_Dataset_.
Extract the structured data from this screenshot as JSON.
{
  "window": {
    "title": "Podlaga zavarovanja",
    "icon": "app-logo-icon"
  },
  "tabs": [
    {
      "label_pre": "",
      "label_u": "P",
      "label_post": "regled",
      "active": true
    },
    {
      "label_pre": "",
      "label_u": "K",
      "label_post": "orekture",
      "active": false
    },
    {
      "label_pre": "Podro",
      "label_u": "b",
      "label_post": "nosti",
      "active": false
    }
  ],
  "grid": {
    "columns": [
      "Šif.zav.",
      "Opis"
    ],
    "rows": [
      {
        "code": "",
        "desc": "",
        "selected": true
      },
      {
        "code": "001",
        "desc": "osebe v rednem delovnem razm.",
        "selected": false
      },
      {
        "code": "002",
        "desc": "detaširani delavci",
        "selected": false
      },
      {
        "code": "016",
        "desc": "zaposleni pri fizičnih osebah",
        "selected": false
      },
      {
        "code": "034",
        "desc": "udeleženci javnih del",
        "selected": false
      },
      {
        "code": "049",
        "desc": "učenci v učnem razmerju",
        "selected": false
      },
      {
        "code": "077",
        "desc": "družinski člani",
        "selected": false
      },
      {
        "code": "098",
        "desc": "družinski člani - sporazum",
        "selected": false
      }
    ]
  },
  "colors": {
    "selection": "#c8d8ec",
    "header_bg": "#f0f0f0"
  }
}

_What you are asked to do_.
Write every record out again, unaltered.

_Solved problem_.
Extract the structured data from this screenshot as JSON.
{
  "window": {
    "title": "Podlaga zavarovanja",
    "icon": "app-logo-icon"
  },
  "tabs": [
    {
      "label_pre": "",
      "label_u": "P",
      "label_post": "regled",
      "active": true
    },
    {
      "label_pre": "",
      "label_u": "K",
      "label_post": "orekture",
      "active": false
    },
    {
      "label_pre": "Podro",
      "label_u": "b",
      "label_post": "nosti",
      "active": false
    }
  ],
  "grid": {
    "columns": [
      "Šif.zav.",
      "Opis"
    ],
    "rows": [
      {
        "code": "",
        "desc": "",
        "selected": true
      },
      {
        "code": "001",
        "desc": "osebe v rednem delovnem razm.",
        "selected": false
      },
      {
        "code": "002",
        "desc": "detaširani delavci",
        "selected": false
      },
      {
        "code": "016",
        "desc": "zaposleni pri fizičnih osebah",
        "selected": false
      },
      {
        "code": "034",
        "desc": "udeleženci javnih del",
        "selected": false
      },
      {
        "code": "049",
        "desc": "učenci v učnem razmerju",
        "selected": false
      },
      {
        "code": "077",
        "desc": "družinski člani",
        "selected": false
      },
      {
        "code": "098",
        "desc": "družinski člani - sporazum",
        "selected": false
      }
    ]
  },
  "colors": {
    "selection": "#c8d8ec",
    "header_bg": "#f0f0f0"
  }
}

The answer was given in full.